------ Raw data ------
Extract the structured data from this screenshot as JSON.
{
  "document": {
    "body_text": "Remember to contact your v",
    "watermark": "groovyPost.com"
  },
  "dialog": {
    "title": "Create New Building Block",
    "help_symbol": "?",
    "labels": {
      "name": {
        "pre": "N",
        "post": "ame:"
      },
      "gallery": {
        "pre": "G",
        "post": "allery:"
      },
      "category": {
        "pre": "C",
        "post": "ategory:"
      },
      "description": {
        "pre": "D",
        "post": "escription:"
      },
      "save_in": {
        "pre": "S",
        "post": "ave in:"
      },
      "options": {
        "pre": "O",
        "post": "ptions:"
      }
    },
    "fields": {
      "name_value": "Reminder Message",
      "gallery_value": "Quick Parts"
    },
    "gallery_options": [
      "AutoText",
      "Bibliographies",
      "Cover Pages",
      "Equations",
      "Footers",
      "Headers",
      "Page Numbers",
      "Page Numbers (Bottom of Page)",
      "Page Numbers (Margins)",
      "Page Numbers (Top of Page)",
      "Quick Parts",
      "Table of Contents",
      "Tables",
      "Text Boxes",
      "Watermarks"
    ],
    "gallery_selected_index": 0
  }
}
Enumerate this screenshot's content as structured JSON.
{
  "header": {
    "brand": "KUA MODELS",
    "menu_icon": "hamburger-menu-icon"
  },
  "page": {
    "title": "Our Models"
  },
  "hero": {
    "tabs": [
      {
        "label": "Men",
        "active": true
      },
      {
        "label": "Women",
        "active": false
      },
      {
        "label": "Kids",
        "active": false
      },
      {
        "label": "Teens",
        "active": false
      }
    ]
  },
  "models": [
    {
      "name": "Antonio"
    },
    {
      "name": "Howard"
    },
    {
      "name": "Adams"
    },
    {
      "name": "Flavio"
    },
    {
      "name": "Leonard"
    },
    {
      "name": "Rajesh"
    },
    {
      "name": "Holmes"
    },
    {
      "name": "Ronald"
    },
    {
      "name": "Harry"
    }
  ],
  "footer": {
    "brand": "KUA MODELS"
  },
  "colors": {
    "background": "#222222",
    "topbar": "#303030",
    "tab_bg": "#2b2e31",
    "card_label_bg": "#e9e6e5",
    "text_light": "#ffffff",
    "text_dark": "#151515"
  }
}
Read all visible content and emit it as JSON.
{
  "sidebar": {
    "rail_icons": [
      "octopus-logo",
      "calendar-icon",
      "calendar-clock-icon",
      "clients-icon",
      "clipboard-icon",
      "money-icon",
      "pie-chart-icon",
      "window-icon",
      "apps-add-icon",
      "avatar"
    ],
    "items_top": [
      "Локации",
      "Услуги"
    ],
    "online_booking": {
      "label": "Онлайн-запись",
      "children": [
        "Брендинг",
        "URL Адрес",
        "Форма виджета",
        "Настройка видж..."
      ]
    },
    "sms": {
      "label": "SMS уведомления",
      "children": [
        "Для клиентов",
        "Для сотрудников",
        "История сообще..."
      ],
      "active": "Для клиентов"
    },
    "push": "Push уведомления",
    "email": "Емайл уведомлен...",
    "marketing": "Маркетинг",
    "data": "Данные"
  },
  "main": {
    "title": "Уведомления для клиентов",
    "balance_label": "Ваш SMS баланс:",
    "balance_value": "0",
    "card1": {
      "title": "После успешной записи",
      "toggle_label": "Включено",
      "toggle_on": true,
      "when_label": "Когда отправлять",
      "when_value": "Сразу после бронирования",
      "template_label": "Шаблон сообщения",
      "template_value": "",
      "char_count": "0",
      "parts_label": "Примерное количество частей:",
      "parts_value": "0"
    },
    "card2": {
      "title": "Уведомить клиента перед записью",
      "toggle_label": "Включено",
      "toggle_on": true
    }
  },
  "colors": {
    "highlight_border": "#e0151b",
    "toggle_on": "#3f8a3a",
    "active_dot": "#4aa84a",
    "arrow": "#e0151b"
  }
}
------
## What you will do
Transcribe each entry precisely, missing none.

## Exercise response
Extract the structured data from this screenshot as JSON.
{
  "document": {
    "body_text": "Remember to contact your v",
    "watermark": "groovyPost.com"
  },
  "dialog": {
    "title": "Create New Building Block",
    "help_symbol": "?",
    "labels": {
      "name": {
        "pre": "N",
        "post": "ame:"
      },
      "gallery": {
        "pre": "G",
        "post": "allery:"
      },
      "category": {
        "pre": "C",
        "post": "ategory:"
      },
      "description": {
        "pre": "D",
        "post": "escription:"
      },
      "save_in": {
        "pre": "S",
        "post": "ave in:"
      },
      "options": {
        "pre": "O",
        "post": "ptions:"
      }
    },
    "fields": {
      "name_value": "Reminder Message",
      "gallery_value": "Quick Parts"
    },
    "gallery_options": [
      "AutoText",
      "Bibliographies",
      "Cover Pages",
      "Equations",
      "Footers",
      "Headers",
      "Page Numbers",
      "Page Numbers (Bottom of Page)",
      "Page Numbers (Margins)",
      "Page Numbers (Top of Page)",
      "Quick Parts",
      "Table of Contents",
      "Tables",
      "Text Boxes",
      "Watermarks"
    ],
    "gallery_selected_index": 0
  }
}
Enumerate this screenshot's content as structured JSON.
{
  "header": {
    "brand": "KUA MODELS",
    "menu_icon": "hamburger-menu-icon"
  },
  "page": {
    "title": "Our Models"
  },
  "hero": {
    "tabs": [
      {
        "label": "Men",
        "active": true
      },
      {
        "label": "Women",
        "active": false
      },
      {
        "label": "Kids",
        "active": false
      },
      {
        "label": "Teens",
        "active": false
      }
    ]
  },
  "models": [
    {
      "name": "Antonio"
    },
    {
      "name": "Howard"
    },
    {
      "name": "Adams"
    },
    {
      "name": "Flavio"
    },
    {
      "name": "Leonard"
    },
    {
      "name": "Rajesh"
    },
    {
      "name": "Holmes"
    },
    {
      "name": "Ronald"
    },
    {
      "name": "Harry"
    }
  ],
  "footer": {
    "brand": "KUA MODELS"
  },
  "colors": {
    "background": "#222222",
    "topbar": "#303030",
    "tab_bg": "#2b2e31",
    "card_label_bg": "#e9e6e5",
    "text_light": "#ffffff",
    "text_dark": "#151515"
  }
}
Read all visible content and emit it as JSON.
{
  "sidebar": {
    "rail_icons": [
      "octopus-logo",
      "calendar-icon",
      "calendar-clock-icon",
      "clients-icon",
      "clipboard-icon",
      "money-icon",
      "pie-chart-icon",
      "window-icon",
      "apps-add-icon",
      "avatar"
    ],
    "items_top": [
      "Локации",
      "Услуги"
    ],
    "online_booking": {
      "label": "Онлайн-запись",
      "children": [
        "Брендинг",
        "URL Адрес",
        "Форма виджета",
        "Настройка видж..."
      ]
    },
    "sms": {
      "label": "SMS уведомления",
      "children": [
        "Для клиентов",
        "Для сотрудников",
        "История сообще..."
      ],
      "active": "Для клиентов"
    },
    "push": "Push уведомления",
    "email": "Емайл уведомлен...",
    "marketing": "Маркетинг",
    "data": "Данные"
  },
  "main": {
    "title": "Уведомления для клиентов",
    "balance_label": "Ваш SMS баланс:",
    "balance_value": "0",
    "card1": {
      "title": "После успешной записи",
      "toggle_label": "Включено",
      "toggle_on": true,
      "when_label": "Когда отправлять",
      "when_value": "Сразу после бронирования",
      "template_label": "Шаблон сообщения",
      "template_value": "",
      "char_count": "0",
      "parts_label": "Примерное количество частей:",
      "parts_value": "0"
    },
    "card2": {
      "title": "Уведомить клиента перед записью",
      "toggle_label": "Включено",
      "toggle_on": true
    }
  },
  "colors": {
    "highlight_border": "#e0151b",
    "toggle_on": "#3f8a3a",
    "active_dot": "#4aa84a",
    "arrow": "#e0151b"
  }
}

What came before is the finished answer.